→ Request: Output every entry exactly as written, but omit the pictures.

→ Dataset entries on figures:

..........

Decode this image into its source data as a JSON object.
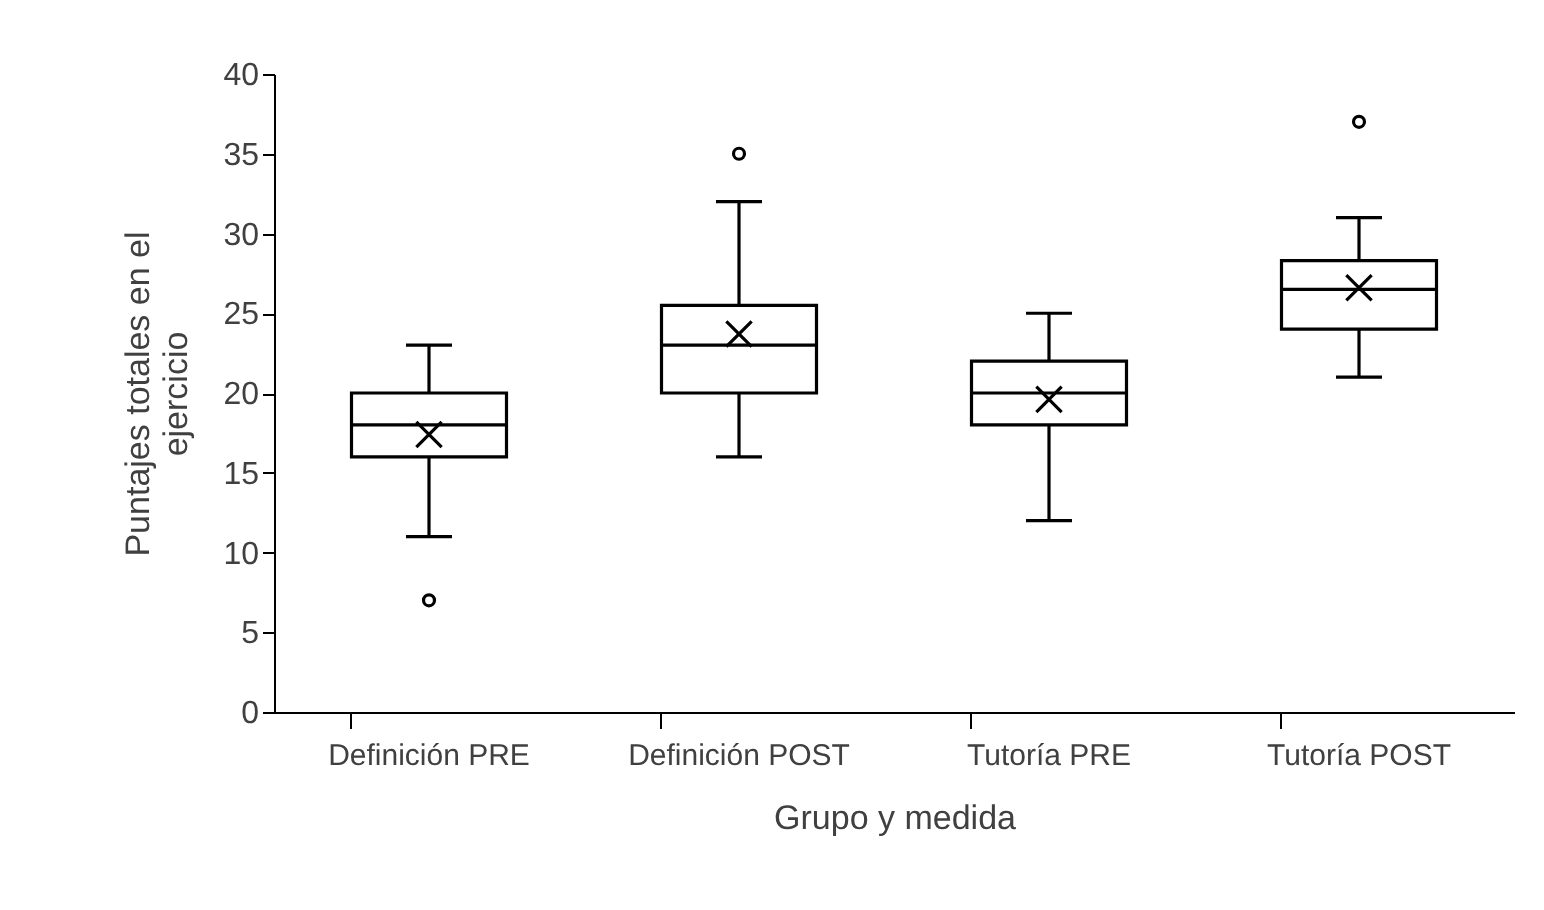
{
  "chart_data": {
    "type": "box",
    "xlabel": "Grupo y medida",
    "ylabel": "Puntajes totales en el ejercicio",
    "categories": [
      "Definición PRE",
      "Definición POST",
      "Tutoría PRE",
      "Tutoría POST"
    ],
    "boxes": [
      {
        "low": 11,
        "q1": 16,
        "median": 18,
        "q3": 20,
        "high": 23,
        "mean": 17.4,
        "outliers": [
          7
        ]
      },
      {
        "low": 16,
        "q1": 20,
        "median": 23,
        "q3": 25.5,
        "high": 32,
        "mean": 23.7,
        "outliers": [
          35
        ]
      },
      {
        "low": 12,
        "q1": 18,
        "median": 20,
        "q3": 22,
        "high": 25,
        "mean": 19.6
      },
      {
        "low": 21,
        "q1": 24,
        "median": 26.5,
        "q3": 28.3,
        "high": 31,
        "mean": 26.6,
        "outliers": [
          37
        ]
      }
    ],
    "ylim": [
      0,
      40
    ],
    "yticks": [
      0,
      5,
      10,
      15,
      20,
      25,
      30,
      35,
      40
    ]
  }
}
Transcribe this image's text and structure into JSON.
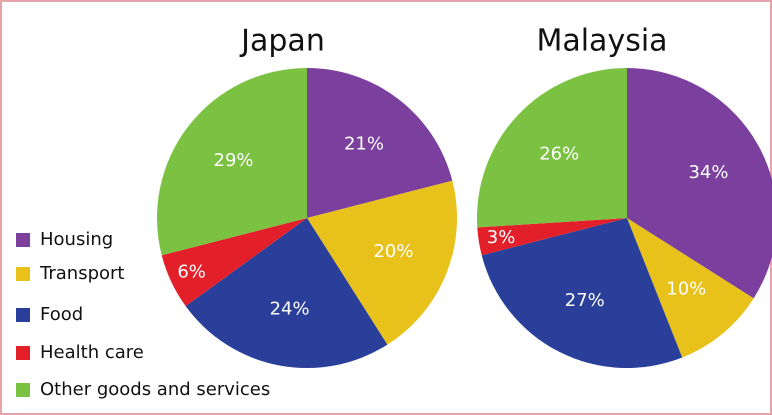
{
  "chart_data": [
    {
      "type": "pie",
      "title": "Japan",
      "categories": [
        "Housing",
        "Transport",
        "Food",
        "Health care",
        "Other goods and services"
      ],
      "values": [
        21,
        20,
        24,
        6,
        29
      ],
      "value_labels": [
        "21%",
        "20%",
        "24%",
        "6%",
        "29%"
      ],
      "colors": [
        "#7b3f9e",
        "#e8c21a",
        "#2a3f9a",
        "#e3202a",
        "#7cc242"
      ]
    },
    {
      "type": "pie",
      "title": "Malaysia",
      "categories": [
        "Housing",
        "Transport",
        "Food",
        "Health care",
        "Other goods and services"
      ],
      "values": [
        34,
        10,
        27,
        3,
        26
      ],
      "value_labels": [
        "34%",
        "10%",
        "27%",
        "3%",
        "26%"
      ],
      "colors": [
        "#7b3f9e",
        "#e8c21a",
        "#2a3f9a",
        "#e3202a",
        "#7cc242"
      ]
    }
  ]
}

..........

→ Exercise answer:
Decode this image into its source data as a JSON object.
{
  "chart_data": {
    "type": "box",
    "xlabel": "Grupo y medida",
    "ylabel": "Puntajes totales en el ejercicio",
    "categories": [
      "Definición PRE",
      "Definición POST",
      "Tutoría PRE",
      "Tutoría POST"
    ],
    "boxes": [
      {
        "low": 11,
        "q1": 16,
        "median": 18,
        "q3": 20,
        "high": 23,
        "mean": 17.4,
        "outliers": [
          7
        ]
      },
      {
        "low": 16,
        "q1": 20,
        "median": 23,
        "q3": 25.5,
        "high": 32,
        "mean": 23.7,
        "outliers": [
          35
        ]
      },
      {
        "low": 12,
        "q1": 18,
        "median": 20,
        "q3": 22,
        "high": 25,
        "mean": 19.6
      },
      {
        "low": 21,
        "q1": 24,
        "median": 26.5,
        "q3": 28.3,
        "high": 31,
        "mean": 26.6,
        "outliers": [
          37
        ]
      }
    ],
    "ylim": [
      0,
      40
    ],
    "yticks": [
      0,
      5,
      10,
      15,
      20,
      25,
      30,
      35,
      40
    ]
  }
}
Transcribe this image's text and structure into JSON.
{
  "chart_data": [
    {
      "type": "pie",
      "title": "Japan",
      "categories": [
        "Housing",
        "Transport",
        "Food",
        "Health care",
        "Other goods and services"
      ],
      "values": [
        21,
        20,
        24,
        6,
        29
      ],
      "value_labels": [
        "21%",
        "20%",
        "24%",
        "6%",
        "29%"
      ],
      "colors": [
        "#7b3f9e",
        "#e8c21a",
        "#2a3f9a",
        "#e3202a",
        "#7cc242"
      ]
    },
    {
      "type": "pie",
      "title": "Malaysia",
      "categories": [
        "Housing",
        "Transport",
        "Food",
        "Health care",
        "Other goods and services"
      ],
      "values": [
        34,
        10,
        27,
        3,
        26
      ],
      "value_labels": [
        "34%",
        "10%",
        "27%",
        "3%",
        "26%"
      ],
      "colors": [
        "#7b3f9e",
        "#e8c21a",
        "#2a3f9a",
        "#e3202a",
        "#7cc242"
      ]
    }
  ]
}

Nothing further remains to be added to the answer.